INSTRUCTIONS TO FOLLOW >>
In the material below, list every line carrying the string "даты".
[Start of ITEMS]
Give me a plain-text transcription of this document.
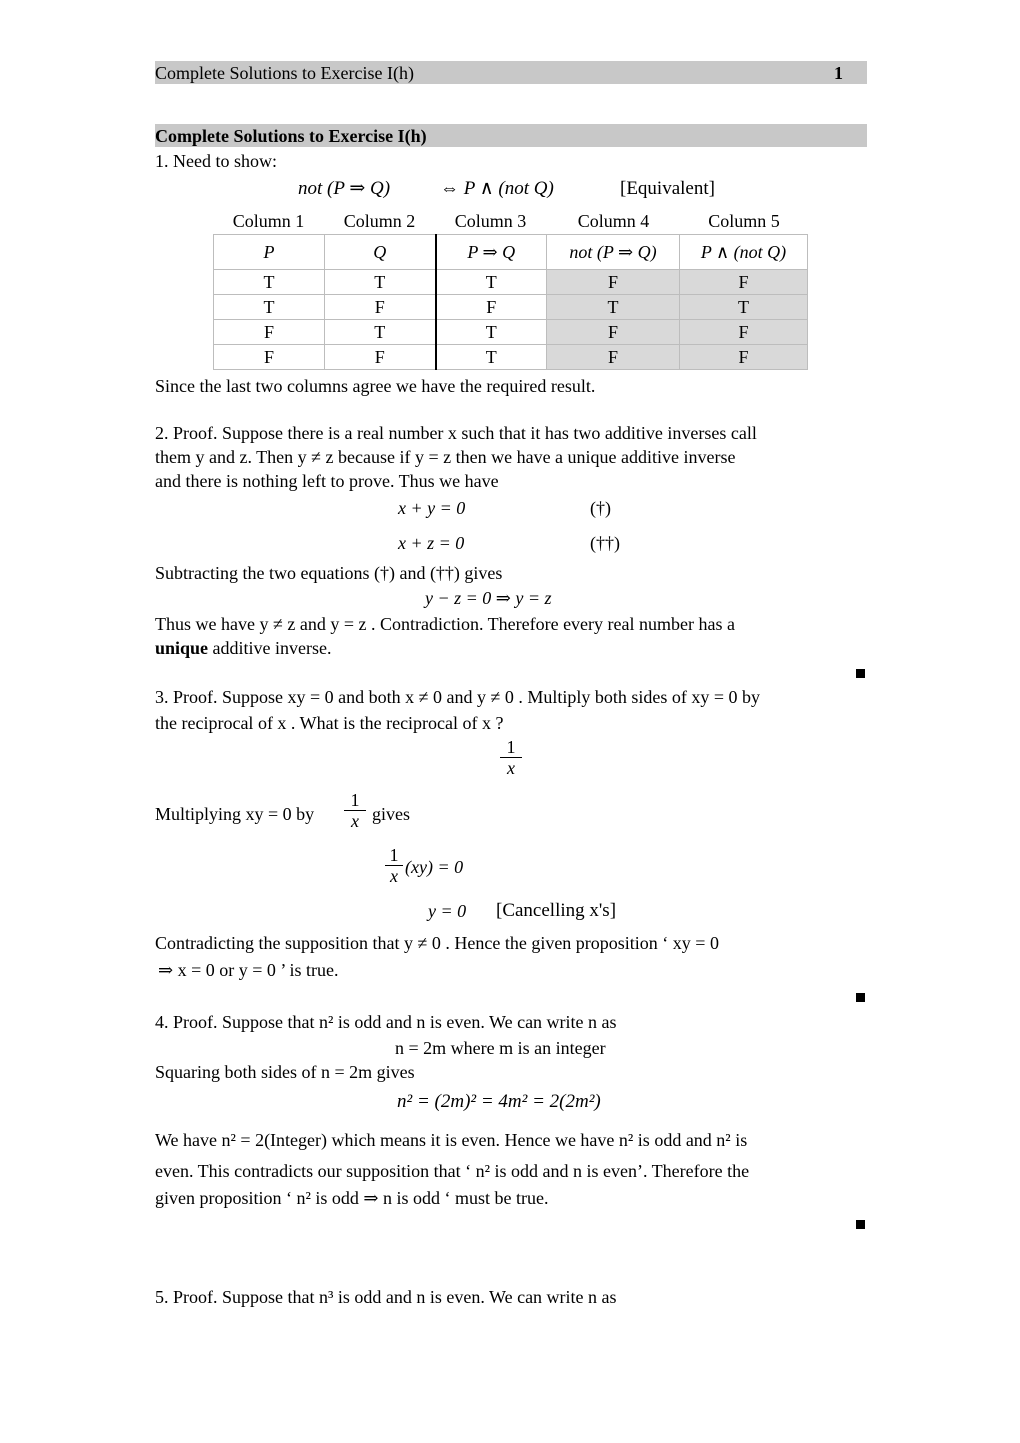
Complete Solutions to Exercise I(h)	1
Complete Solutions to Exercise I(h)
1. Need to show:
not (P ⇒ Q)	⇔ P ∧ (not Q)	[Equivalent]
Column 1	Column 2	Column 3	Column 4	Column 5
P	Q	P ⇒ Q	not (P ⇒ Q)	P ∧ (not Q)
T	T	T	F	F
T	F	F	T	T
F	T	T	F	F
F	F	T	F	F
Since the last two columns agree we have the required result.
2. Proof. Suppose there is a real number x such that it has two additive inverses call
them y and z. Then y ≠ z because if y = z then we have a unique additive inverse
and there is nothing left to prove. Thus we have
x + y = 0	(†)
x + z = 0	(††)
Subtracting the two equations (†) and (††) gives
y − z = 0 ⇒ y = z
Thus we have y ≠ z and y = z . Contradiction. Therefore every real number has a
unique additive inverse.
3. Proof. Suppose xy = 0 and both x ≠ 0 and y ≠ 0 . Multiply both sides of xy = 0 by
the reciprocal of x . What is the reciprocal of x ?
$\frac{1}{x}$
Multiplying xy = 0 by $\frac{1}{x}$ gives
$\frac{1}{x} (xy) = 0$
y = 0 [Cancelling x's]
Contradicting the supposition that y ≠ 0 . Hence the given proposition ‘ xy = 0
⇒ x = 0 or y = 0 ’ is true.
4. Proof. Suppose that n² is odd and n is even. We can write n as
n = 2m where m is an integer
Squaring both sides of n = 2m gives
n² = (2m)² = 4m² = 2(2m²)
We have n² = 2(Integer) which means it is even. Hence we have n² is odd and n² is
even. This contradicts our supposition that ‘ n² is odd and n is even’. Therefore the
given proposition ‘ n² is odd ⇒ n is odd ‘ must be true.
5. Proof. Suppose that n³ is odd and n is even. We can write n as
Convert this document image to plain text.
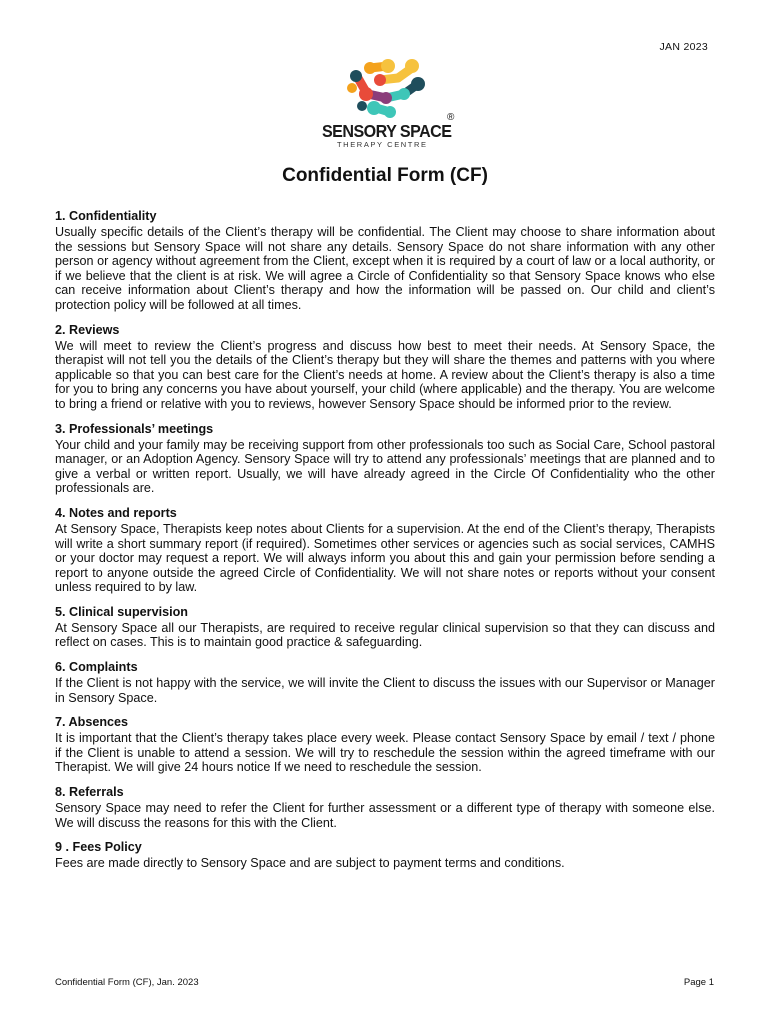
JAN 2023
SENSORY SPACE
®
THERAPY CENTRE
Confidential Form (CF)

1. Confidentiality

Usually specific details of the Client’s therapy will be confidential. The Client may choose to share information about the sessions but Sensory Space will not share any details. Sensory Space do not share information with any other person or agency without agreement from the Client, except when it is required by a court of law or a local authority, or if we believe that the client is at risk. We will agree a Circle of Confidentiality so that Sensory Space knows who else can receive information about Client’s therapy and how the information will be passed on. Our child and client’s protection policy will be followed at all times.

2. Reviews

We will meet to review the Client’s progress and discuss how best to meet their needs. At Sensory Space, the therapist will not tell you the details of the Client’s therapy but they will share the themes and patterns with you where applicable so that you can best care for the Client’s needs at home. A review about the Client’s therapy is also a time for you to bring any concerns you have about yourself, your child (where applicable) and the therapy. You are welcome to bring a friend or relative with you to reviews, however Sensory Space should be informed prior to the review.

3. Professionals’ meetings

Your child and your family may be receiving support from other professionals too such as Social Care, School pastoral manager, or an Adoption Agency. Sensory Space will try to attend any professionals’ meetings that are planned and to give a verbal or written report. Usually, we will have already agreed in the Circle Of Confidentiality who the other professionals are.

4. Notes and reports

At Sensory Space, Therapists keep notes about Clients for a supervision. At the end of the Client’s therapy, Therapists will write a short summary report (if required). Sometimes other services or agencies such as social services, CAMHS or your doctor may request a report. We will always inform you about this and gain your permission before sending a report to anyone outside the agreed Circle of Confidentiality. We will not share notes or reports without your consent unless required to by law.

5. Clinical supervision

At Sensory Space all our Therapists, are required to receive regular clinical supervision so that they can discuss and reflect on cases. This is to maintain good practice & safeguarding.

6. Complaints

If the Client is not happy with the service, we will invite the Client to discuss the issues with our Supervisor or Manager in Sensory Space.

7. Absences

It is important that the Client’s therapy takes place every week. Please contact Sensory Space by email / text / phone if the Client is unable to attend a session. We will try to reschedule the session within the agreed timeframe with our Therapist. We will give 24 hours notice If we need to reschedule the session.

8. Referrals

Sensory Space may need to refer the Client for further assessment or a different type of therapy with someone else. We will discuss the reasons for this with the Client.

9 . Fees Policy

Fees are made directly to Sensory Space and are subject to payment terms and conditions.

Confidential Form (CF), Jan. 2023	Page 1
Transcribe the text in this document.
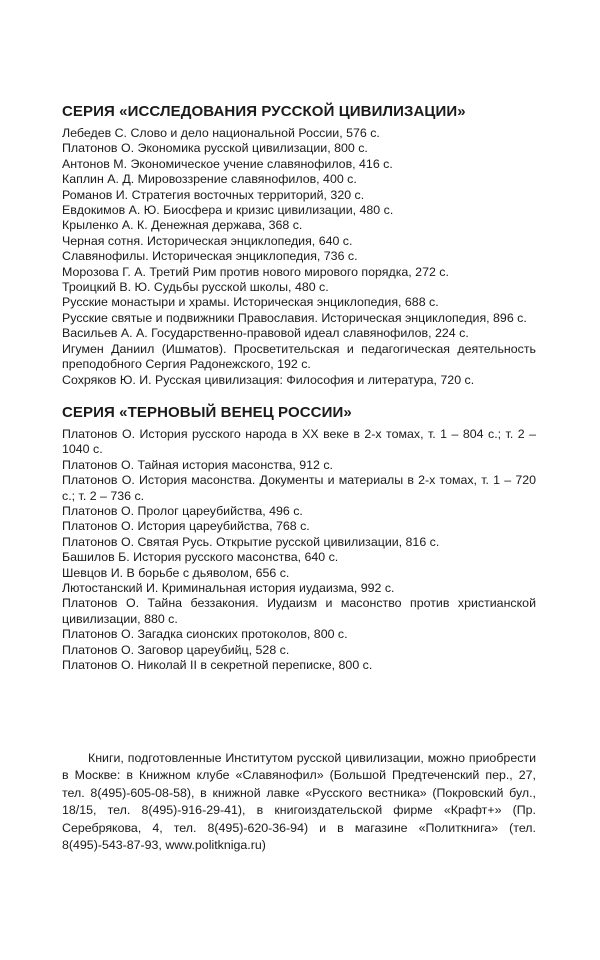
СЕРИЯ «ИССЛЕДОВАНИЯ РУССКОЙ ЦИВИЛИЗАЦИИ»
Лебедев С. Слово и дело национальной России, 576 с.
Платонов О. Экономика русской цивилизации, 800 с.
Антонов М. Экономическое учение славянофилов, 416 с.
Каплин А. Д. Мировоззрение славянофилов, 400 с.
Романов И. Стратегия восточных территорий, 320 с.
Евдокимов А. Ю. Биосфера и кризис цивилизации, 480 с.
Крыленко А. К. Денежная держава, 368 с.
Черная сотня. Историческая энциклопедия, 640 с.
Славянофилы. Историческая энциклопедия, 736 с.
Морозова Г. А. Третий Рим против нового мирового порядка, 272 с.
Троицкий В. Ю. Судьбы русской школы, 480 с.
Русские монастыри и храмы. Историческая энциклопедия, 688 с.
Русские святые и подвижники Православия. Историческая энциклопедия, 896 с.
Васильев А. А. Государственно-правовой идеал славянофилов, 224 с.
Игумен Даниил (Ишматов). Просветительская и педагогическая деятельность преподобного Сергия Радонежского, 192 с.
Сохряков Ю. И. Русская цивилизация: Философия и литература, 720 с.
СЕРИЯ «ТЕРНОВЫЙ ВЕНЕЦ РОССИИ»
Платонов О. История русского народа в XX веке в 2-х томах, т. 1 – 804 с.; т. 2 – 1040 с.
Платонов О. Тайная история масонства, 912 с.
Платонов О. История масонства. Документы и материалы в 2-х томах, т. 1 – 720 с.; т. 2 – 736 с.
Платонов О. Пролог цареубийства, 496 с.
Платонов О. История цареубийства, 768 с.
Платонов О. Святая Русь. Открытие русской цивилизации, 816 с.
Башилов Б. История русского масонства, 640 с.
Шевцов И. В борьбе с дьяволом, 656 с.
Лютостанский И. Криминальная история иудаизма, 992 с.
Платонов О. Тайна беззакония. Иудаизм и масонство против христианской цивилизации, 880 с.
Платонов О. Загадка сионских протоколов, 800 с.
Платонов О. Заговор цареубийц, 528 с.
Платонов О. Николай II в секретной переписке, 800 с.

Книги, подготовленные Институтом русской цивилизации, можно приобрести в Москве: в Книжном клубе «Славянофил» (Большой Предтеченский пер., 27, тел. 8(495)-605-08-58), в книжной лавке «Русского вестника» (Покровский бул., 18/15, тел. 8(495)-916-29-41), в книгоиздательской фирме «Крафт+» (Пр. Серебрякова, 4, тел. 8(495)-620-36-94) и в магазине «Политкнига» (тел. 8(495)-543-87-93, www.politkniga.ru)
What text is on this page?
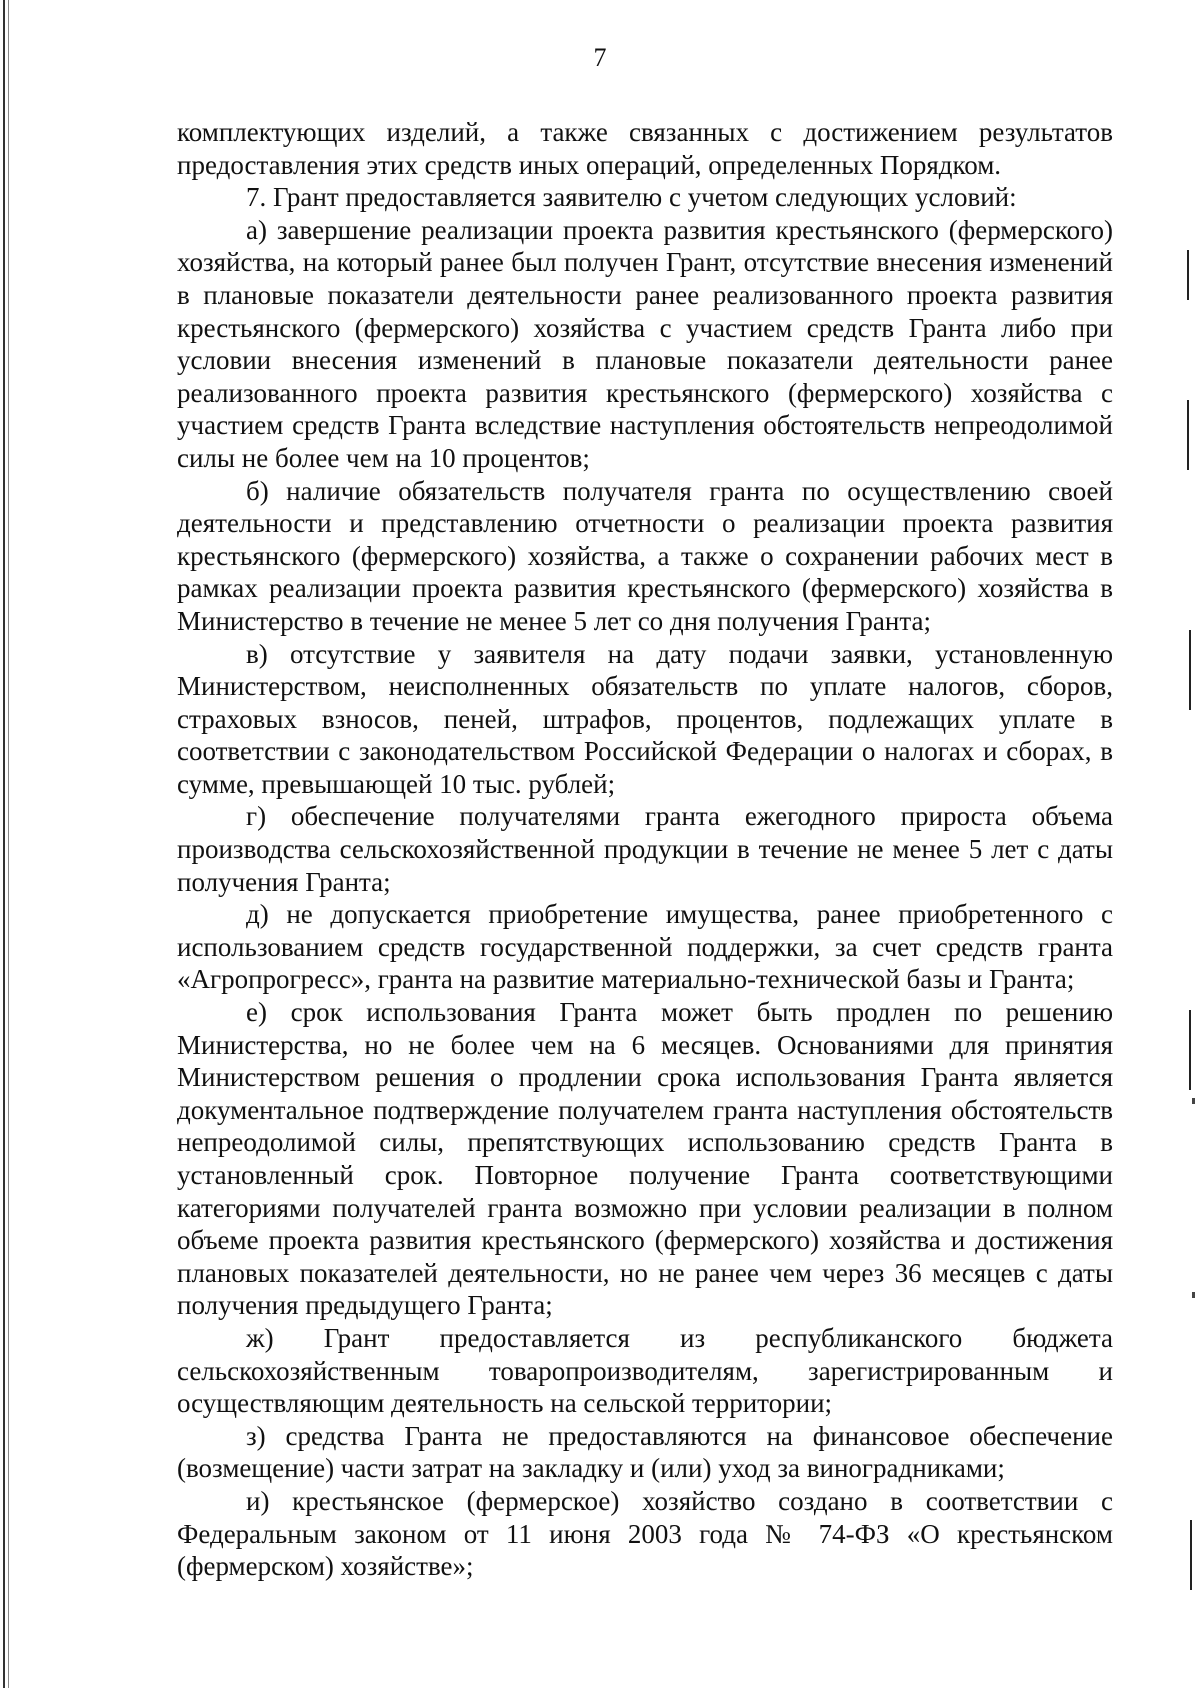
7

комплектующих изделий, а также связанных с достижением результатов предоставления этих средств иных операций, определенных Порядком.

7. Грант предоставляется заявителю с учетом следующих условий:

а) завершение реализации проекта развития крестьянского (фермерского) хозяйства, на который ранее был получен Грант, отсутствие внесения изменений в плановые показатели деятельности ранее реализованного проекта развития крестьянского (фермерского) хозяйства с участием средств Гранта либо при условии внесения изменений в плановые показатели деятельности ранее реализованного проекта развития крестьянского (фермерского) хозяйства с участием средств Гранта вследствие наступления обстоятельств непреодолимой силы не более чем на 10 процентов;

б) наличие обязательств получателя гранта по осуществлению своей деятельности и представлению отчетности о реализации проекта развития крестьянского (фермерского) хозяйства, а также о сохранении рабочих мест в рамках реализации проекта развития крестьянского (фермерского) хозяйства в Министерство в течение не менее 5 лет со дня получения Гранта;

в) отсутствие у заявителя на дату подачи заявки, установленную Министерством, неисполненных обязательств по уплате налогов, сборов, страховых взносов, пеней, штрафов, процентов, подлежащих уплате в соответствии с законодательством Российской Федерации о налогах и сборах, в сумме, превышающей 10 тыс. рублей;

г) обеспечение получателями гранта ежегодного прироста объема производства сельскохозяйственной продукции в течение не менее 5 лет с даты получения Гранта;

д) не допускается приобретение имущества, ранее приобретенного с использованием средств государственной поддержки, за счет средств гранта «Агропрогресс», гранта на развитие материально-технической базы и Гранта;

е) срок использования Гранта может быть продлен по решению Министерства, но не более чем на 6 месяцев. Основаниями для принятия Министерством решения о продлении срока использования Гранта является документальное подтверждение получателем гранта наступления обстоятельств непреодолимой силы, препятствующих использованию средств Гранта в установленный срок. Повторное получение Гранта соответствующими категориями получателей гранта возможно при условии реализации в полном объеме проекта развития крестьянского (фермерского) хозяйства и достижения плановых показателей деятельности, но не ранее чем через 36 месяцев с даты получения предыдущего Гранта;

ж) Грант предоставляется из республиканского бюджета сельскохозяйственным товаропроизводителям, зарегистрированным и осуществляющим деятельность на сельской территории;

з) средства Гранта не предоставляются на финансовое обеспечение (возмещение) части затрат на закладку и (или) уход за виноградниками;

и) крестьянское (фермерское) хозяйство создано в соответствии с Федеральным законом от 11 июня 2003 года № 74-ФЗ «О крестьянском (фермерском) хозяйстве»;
[End of ITEMS]
REPLY >>
г) обеспечение получателями гранта ежегодного прироста объема производства сельскохозяйственной продукции в течение не менее 5 лет с даты получения Гранта;
е) срок использования Гранта может быть продлен по решению Министерства, но не более чем на 6 месяцев. Основаниями для принятия Министерством решения о продлении срока использования Гранта является документальное подтверждение получателем гранта наступления обстоятельств непреодолимой силы, препятствующих использованию средств Гранта в установленный срок. Повторное получение Гранта соответствующими категориями получателей гранта возможно при условии реализации в полном объеме проекта развития крестьянского (фермерского) хозяйства и достижения плановых показателей деятельности, но не ранее чем через 36 месяцев с даты получения предыдущего Гранта;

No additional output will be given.